• TASK REQUIREMENTS
Go through the data below and copy it exactly, skipping every picture.

--- start MATERIALS PROVIDED ---

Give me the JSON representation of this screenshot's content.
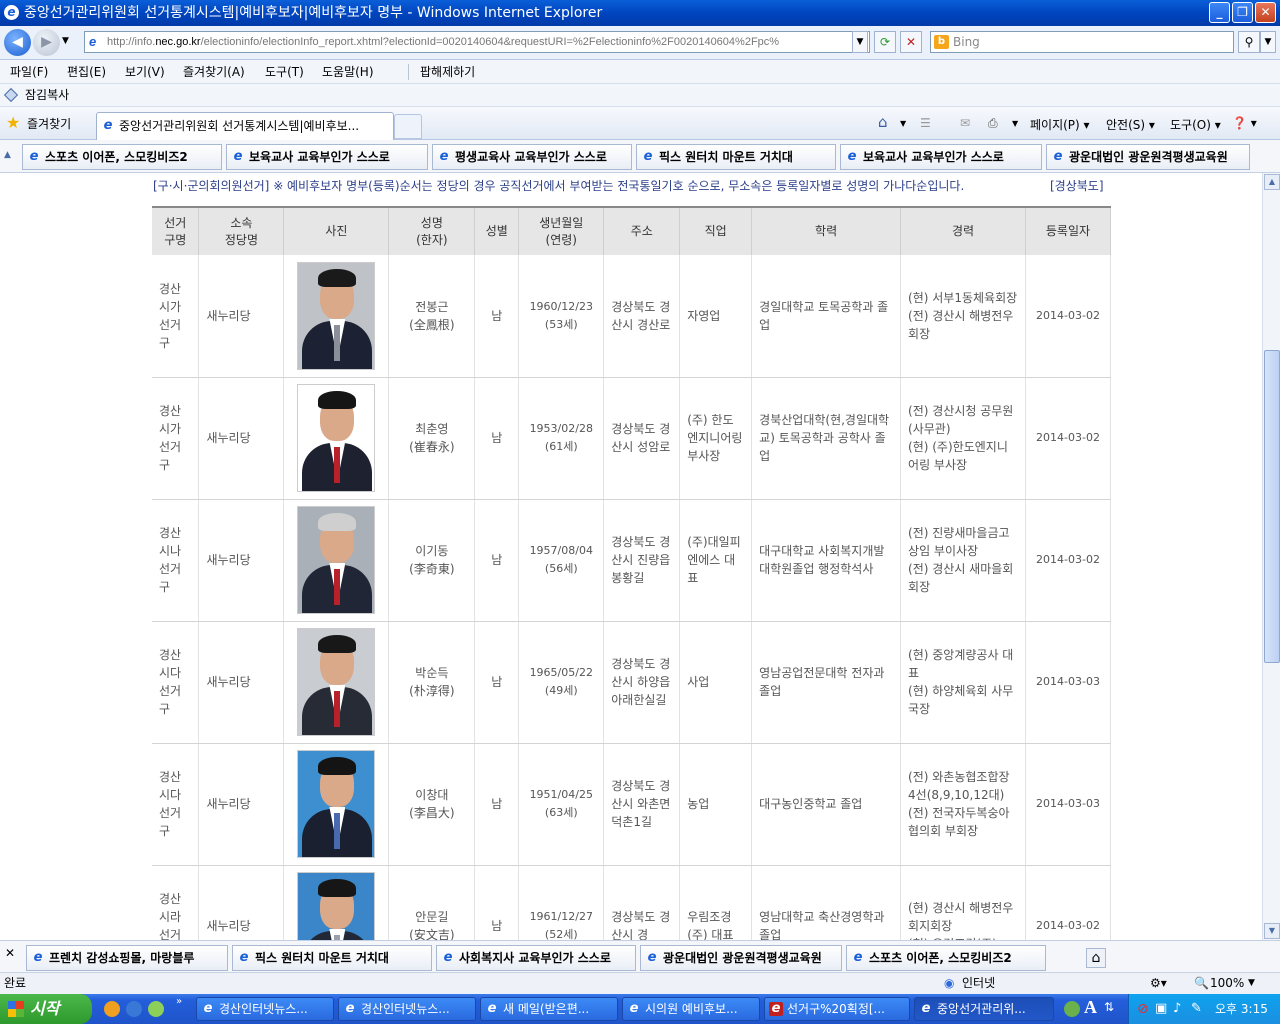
{
  "window": {
    "title": "중앙선거관리위원회 선거통계시스템|예비후보자|예비후보자 명부 - Windows Internet Explorer",
    "min": "_",
    "max": "❐",
    "close": "✕"
  },
  "address": {
    "url_prefix": "http://info.",
    "url_domain": "nec.go.kr",
    "url_rest": "/electioninfo/electionInfo_report.xhtml?electionId=0020140604&requestURI=%2Felectioninfo%2F0020140604%2Fpc%",
    "search_placeholder": "Bing"
  },
  "menu": {
    "items": [
      "파일(F)",
      "편집(E)",
      "보기(V)",
      "즐겨찾기(A)",
      "도구(T)",
      "도움말(H)"
    ],
    "extra": "팝해제하기"
  },
  "favbar": {
    "item": "잠김복사"
  },
  "cmdbar": {
    "favorites": "즐겨찾기",
    "tab_title": "중앙선거관리위원회 선거통계시스템|예비후보...",
    "page": "페이지(P) ▾",
    "safety": "안전(S) ▾",
    "tools": "도구(O) ▾",
    "help": "❓ ▾"
  },
  "linkbar": {
    "items": [
      "스포츠 이어폰, 스모킹비즈2",
      "보육교사 교육부인가 스스로",
      "평생교육사 교육부인가 스스로",
      "픽스 원터치 마운트 거치대",
      "보육교사 교육부인가 스스로",
      "광운대법인 광운원격평생교육원"
    ]
  },
  "page": {
    "notice_prefix": "[구·시·군의회의원선거]",
    "notice_text": "※ 예비후보자 명부(등록)순서는 정당의 경우 공직선거에서 부여받는 전국통일기호 순으로, 무소속은 등록일자별로 성명의 가나다순입니다.",
    "region": "[경상북도]"
  },
  "table": {
    "headers": [
      "선거\n구명",
      "소속\n정당명",
      "사진",
      "성명\n(한자)",
      "성별",
      "생년월일\n(연령)",
      "주소",
      "직업",
      "학력",
      "경력",
      "등록일자"
    ],
    "rows": [
      {
        "district": "경산시가선거구",
        "party": "새누리당",
        "name": "전봉근",
        "hanja": "(全鳳根)",
        "gender": "남",
        "birth": "1960/12/23",
        "age": "(53세)",
        "address": "경상북도 경산시 경산로",
        "job": "자영업",
        "edu": "경일대학교 토목공학과 졸업",
        "career": "(현) 서부1동체육회장\n(전) 경산시 해병전우회장",
        "date": "2014-03-02"
      },
      {
        "district": "경산시가선거구",
        "party": "새누리당",
        "name": "최춘영",
        "hanja": "(崔春永)",
        "gender": "남",
        "birth": "1953/02/28",
        "age": "(61세)",
        "address": "경상북도 경산시 성암로",
        "job": "(주) 한도엔지니어링 부사장",
        "edu": "경북산업대학(현,경일대학교) 토목공학과 공학사 졸업",
        "career": "(전) 경산시청 공무원(사무관)\n(현) (주)한도엔지니어링 부사장",
        "date": "2014-03-02"
      },
      {
        "district": "경산시나선거구",
        "party": "새누리당",
        "name": "이기동",
        "hanja": "(李奇東)",
        "gender": "남",
        "birth": "1957/08/04",
        "age": "(56세)",
        "address": "경상북도 경산시 진량읍 봉황길",
        "job": "(주)대일피엔에스 대표",
        "edu": "대구대학교 사회복지개발대학원졸업 행정학석사",
        "career": "(전) 진량새마을금고 상임 부이사장\n(전) 경산시 새마을회 회장",
        "date": "2014-03-02"
      },
      {
        "district": "경산시다선거구",
        "party": "새누리당",
        "name": "박순득",
        "hanja": "(朴淳得)",
        "gender": "남",
        "birth": "1965/05/22",
        "age": "(49세)",
        "address": "경상북도 경산시 하양읍 아래한실길",
        "job": "사업",
        "edu": "영남공업전문대학 전자과 졸업",
        "career": "(현) 중앙계량공사 대표\n(현) 하양체육회 사무국장",
        "date": "2014-03-03"
      },
      {
        "district": "경산시다선거구",
        "party": "새누리당",
        "name": "이창대",
        "hanja": "(李昌大)",
        "gender": "남",
        "birth": "1951/04/25",
        "age": "(63세)",
        "address": "경상북도 경산시 와촌면 덕촌1길",
        "job": "농업",
        "edu": "대구농인중학교 졸업",
        "career": "(전) 와촌농협조합장 4선(8,9,10,12대)\n(전) 전국자두복숭아협의회 부회장",
        "date": "2014-03-03"
      },
      {
        "district": "경산시라선거구",
        "party": "새누리당",
        "name": "안문길",
        "hanja": "(安文吉)",
        "gender": "남",
        "birth": "1961/12/27",
        "age": "(52세)",
        "address": "경상북도 경산시 경",
        "job": "우림조경(주) 대표",
        "edu": "영남대학교 축산경영학과 졸업",
        "career": "(현) 경산시 해병전우회지회장\n(현) 우림조경(주)",
        "date": "2014-03-02"
      }
    ]
  },
  "bottombar": {
    "close": "✕",
    "items": [
      "프렌치 감성쇼핑몰, 마랑블루",
      "픽스 원터치 마운트 거치대",
      "사회복지사 교육부인가 스스로",
      "광운대법인 광운원격평생교육원",
      "스포츠 이어폰, 스모킹비즈2"
    ]
  },
  "status": {
    "left": "완료",
    "zone": "인터넷",
    "zoom": "100%"
  },
  "taskbar": {
    "start": "시작",
    "items": [
      "경산인터넷뉴스...",
      "경산인터넷뉴스...",
      "새 메일(받은편...",
      "시의원 예비후보...",
      "선거구%20획정[...",
      "중앙선거관리위..."
    ],
    "clock": "오후 3:15"
  }
}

--- end MATERIALS PROVIDED ---

• OUTPUT OF THE EXERCISE
Give me the JSON representation of this screenshot's content.
{
  "window": {
    "title": "중앙선거관리위원회 선거통계시스템|예비후보자|예비후보자 명부 - Windows Internet Explorer",
    "min": "_",
    "max": "❐",
    "close": "✕"
  },
  "address": {
    "url_prefix": "http://info.",
    "url_domain": "nec.go.kr",
    "url_rest": "/electioninfo/electionInfo_report.xhtml?electionId=0020140604&requestURI=%2Felectioninfo%2F0020140604%2Fpc%",
    "search_placeholder": "Bing"
  },
  "menu": {
    "items": [
      "파일(F)",
      "편집(E)",
      "보기(V)",
      "즐겨찾기(A)",
      "도구(T)",
      "도움말(H)"
    ],
    "extra": "팝해제하기"
  },
  "favbar": {
    "item": "잠김복사"
  },
  "cmdbar": {
    "favorites": "즐겨찾기",
    "tab_title": "중앙선거관리위원회 선거통계시스템|예비후보...",
    "page": "페이지(P) ▾",
    "safety": "안전(S) ▾",
    "tools": "도구(O) ▾",
    "help": "❓ ▾"
  },
  "linkbar": {
    "items": [
      "스포츠 이어폰, 스모킹비즈2",
      "보육교사 교육부인가 스스로",
      "평생교육사 교육부인가 스스로",
      "픽스 원터치 마운트 거치대",
      "보육교사 교육부인가 스스로",
      "광운대법인 광운원격평생교육원"
    ]
  },
  "page": {
    "notice_prefix": "[구·시·군의회의원선거]",
    "notice_text": "※ 예비후보자 명부(등록)순서는 정당의 경우 공직선거에서 부여받는 전국통일기호 순으로, 무소속은 등록일자별로 성명의 가나다순입니다.",
    "region": "[경상북도]"
  },
  "table": {
    "headers": [
      "선거\n구명",
      "소속\n정당명",
      "사진",
      "성명\n(한자)",
      "성별",
      "생년월일\n(연령)",
      "주소",
      "직업",
      "학력",
      "경력",
      "등록일자"
    ],
    "rows": [
      {
        "district": "경산시가선거구",
        "party": "새누리당",
        "name": "전봉근",
        "hanja": "(全鳳根)",
        "gender": "남",
        "birth": "1960/12/23",
        "age": "(53세)",
        "address": "경상북도 경산시 경산로",
        "job": "자영업",
        "edu": "경일대학교 토목공학과 졸업",
        "career": "(현) 서부1동체육회장\n(전) 경산시 해병전우회장",
        "date": "2014-03-02"
      },
      {
        "district": "경산시가선거구",
        "party": "새누리당",
        "name": "최춘영",
        "hanja": "(崔春永)",
        "gender": "남",
        "birth": "1953/02/28",
        "age": "(61세)",
        "address": "경상북도 경산시 성암로",
        "job": "(주) 한도엔지니어링 부사장",
        "edu": "경북산업대학(현,경일대학교) 토목공학과 공학사 졸업",
        "career": "(전) 경산시청 공무원(사무관)\n(현) (주)한도엔지니어링 부사장",
        "date": "2014-03-02"
      },
      {
        "district": "경산시나선거구",
        "party": "새누리당",
        "name": "이기동",
        "hanja": "(李奇東)",
        "gender": "남",
        "birth": "1957/08/04",
        "age": "(56세)",
        "address": "경상북도 경산시 진량읍 봉황길",
        "job": "(주)대일피엔에스 대표",
        "edu": "대구대학교 사회복지개발대학원졸업 행정학석사",
        "career": "(전) 진량새마을금고 상임 부이사장\n(전) 경산시 새마을회 회장",
        "date": "2014-03-02"
      },
      {
        "district": "경산시다선거구",
        "party": "새누리당",
        "name": "박순득",
        "hanja": "(朴淳得)",
        "gender": "남",
        "birth": "1965/05/22",
        "age": "(49세)",
        "address": "경상북도 경산시 하양읍 아래한실길",
        "job": "사업",
        "edu": "영남공업전문대학 전자과 졸업",
        "career": "(현) 중앙계량공사 대표\n(현) 하양체육회 사무국장",
        "date": "2014-03-03"
      },
      {
        "district": "경산시다선거구",
        "party": "새누리당",
        "name": "이창대",
        "hanja": "(李昌大)",
        "gender": "남",
        "birth": "1951/04/25",
        "age": "(63세)",
        "address": "경상북도 경산시 와촌면 덕촌1길",
        "job": "농업",
        "edu": "대구농인중학교 졸업",
        "career": "(전) 와촌농협조합장 4선(8,9,10,12대)\n(전) 전국자두복숭아협의회 부회장",
        "date": "2014-03-03"
      },
      {
        "district": "경산시라선거구",
        "party": "새누리당",
        "name": "안문길",
        "hanja": "(安文吉)",
        "gender": "남",
        "birth": "1961/12/27",
        "age": "(52세)",
        "address": "경상북도 경산시 경",
        "job": "우림조경(주) 대표",
        "edu": "영남대학교 축산경영학과 졸업",
        "career": "(현) 경산시 해병전우회지회장\n(현) 우림조경(주)",
        "date": "2014-03-02"
      }
    ]
  },
  "bottombar": {
    "close": "✕",
    "items": [
      "프렌치 감성쇼핑몰, 마랑블루",
      "픽스 원터치 마운트 거치대",
      "사회복지사 교육부인가 스스로",
      "광운대법인 광운원격평생교육원",
      "스포츠 이어폰, 스모킹비즈2"
    ]
  },
  "status": {
    "left": "완료",
    "zone": "인터넷",
    "zoom": "100%"
  },
  "taskbar": {
    "start": "시작",
    "items": [
      "경산인터넷뉴스...",
      "경산인터넷뉴스...",
      "새 메일(받은편...",
      "시의원 예비후보...",
      "선거구%20획정[...",
      "중앙선거관리위..."
    ],
    "clock": "오후 3:15"
  }
}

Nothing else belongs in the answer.